Stored items from a collection
┄┄┄┄┄┄┄┄┄┄

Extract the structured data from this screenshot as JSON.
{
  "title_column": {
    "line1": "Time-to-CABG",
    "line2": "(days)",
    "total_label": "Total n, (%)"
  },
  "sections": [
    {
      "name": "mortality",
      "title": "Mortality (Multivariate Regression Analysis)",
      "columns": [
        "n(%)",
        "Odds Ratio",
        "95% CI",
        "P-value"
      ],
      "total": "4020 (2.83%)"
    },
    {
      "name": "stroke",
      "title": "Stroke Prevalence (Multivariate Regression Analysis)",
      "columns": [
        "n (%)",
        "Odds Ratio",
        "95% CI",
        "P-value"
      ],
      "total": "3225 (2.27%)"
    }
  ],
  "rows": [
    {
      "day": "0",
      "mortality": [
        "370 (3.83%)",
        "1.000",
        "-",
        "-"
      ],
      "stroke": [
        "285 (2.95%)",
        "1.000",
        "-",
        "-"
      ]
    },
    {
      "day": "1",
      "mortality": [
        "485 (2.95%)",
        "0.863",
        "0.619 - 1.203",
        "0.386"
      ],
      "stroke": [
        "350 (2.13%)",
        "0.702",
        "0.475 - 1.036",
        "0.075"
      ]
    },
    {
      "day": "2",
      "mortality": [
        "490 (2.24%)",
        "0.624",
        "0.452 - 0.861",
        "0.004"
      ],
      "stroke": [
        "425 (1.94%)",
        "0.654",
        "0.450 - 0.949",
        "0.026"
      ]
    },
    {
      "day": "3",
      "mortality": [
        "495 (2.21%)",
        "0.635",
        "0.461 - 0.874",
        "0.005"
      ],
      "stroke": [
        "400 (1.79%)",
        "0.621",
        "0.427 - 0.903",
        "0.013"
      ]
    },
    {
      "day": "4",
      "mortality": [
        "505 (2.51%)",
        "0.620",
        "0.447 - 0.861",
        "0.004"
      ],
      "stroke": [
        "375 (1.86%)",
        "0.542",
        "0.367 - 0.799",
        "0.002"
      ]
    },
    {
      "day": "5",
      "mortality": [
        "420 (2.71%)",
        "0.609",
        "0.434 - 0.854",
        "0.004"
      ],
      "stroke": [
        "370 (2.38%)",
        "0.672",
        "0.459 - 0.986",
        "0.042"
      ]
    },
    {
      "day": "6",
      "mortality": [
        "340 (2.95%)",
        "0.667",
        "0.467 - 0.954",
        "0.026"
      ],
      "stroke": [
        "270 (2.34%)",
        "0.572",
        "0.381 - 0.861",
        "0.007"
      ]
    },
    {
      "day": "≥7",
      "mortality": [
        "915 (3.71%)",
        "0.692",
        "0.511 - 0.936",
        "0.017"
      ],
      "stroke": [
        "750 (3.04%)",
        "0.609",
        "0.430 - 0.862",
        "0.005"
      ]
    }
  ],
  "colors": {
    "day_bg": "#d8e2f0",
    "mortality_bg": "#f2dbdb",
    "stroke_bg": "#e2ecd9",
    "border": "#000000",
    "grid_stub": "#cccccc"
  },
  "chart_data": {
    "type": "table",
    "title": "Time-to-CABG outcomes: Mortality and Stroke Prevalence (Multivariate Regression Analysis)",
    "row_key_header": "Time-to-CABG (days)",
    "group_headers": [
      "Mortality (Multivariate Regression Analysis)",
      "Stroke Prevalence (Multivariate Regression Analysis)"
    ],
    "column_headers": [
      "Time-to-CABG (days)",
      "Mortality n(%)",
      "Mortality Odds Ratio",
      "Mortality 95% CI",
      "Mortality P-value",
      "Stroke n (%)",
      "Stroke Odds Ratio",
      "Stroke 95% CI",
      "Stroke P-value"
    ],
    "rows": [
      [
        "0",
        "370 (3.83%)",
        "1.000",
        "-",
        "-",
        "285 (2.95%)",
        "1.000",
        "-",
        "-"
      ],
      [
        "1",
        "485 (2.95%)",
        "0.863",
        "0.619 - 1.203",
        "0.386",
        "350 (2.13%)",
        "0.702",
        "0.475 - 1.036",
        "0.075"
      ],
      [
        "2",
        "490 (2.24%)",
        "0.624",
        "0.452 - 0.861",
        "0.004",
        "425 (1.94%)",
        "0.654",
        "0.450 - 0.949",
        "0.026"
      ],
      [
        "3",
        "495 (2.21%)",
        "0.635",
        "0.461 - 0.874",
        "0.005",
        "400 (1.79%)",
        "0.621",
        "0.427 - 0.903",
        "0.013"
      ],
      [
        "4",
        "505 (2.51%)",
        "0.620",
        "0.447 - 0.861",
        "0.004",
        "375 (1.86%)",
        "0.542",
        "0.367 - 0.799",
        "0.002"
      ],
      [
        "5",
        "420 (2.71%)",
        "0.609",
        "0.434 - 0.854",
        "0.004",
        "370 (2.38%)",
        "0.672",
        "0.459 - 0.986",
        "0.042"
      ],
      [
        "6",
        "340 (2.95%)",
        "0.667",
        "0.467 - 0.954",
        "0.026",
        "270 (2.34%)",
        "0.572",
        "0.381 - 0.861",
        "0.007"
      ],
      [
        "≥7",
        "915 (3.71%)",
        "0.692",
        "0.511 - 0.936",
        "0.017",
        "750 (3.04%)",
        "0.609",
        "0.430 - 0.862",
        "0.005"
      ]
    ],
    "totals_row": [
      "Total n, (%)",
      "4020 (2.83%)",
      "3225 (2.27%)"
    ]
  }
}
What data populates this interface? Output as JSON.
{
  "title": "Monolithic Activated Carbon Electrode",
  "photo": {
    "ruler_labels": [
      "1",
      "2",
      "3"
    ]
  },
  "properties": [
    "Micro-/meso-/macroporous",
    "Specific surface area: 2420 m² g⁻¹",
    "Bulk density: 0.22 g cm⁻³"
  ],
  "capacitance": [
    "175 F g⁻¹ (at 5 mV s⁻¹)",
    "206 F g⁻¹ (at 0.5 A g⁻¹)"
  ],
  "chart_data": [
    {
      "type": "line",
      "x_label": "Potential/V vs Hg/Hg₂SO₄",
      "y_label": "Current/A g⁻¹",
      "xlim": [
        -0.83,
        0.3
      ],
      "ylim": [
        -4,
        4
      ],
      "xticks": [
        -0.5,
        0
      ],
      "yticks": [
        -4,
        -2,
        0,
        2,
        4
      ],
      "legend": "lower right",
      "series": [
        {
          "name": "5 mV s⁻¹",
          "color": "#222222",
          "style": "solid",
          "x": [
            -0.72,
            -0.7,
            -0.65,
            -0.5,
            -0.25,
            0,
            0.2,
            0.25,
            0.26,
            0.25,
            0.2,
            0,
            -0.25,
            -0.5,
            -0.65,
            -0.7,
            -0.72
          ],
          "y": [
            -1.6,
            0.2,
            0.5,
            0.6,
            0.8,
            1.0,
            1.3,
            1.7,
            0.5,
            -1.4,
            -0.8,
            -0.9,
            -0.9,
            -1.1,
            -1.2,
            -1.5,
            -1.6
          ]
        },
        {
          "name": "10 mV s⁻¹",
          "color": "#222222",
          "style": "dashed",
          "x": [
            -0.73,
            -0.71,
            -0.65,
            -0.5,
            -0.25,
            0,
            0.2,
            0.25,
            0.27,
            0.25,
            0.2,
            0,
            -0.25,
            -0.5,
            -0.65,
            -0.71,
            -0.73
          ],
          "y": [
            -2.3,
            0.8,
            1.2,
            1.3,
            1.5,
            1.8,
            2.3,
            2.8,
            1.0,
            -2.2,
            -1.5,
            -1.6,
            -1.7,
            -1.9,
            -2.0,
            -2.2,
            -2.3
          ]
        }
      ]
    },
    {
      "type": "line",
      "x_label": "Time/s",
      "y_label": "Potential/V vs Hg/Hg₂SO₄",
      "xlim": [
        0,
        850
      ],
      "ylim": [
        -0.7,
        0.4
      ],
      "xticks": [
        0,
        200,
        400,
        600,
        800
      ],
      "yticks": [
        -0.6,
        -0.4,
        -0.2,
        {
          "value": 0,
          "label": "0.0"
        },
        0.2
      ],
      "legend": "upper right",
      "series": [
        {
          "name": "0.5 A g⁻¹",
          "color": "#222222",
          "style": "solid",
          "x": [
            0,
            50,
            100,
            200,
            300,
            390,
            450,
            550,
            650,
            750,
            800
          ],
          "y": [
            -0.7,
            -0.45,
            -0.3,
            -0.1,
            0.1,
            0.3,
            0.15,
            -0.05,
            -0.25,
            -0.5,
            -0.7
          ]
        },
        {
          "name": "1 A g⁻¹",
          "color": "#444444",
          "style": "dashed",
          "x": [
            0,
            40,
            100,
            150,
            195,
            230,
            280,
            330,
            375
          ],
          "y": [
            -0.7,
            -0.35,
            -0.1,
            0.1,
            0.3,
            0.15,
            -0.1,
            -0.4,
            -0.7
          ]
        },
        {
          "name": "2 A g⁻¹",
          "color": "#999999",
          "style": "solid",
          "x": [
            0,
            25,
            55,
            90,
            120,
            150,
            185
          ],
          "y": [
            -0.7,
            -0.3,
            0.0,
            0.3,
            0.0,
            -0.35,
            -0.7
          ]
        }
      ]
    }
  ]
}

┄┄┄┄┄┄┄┄┄┄

Copy out every line of the listing that contains the string "Ratio".

        "Odds Ratio",
        "Odds Ratio",
      "Mortality Odds Ratio",
      "Stroke Odds Ratio",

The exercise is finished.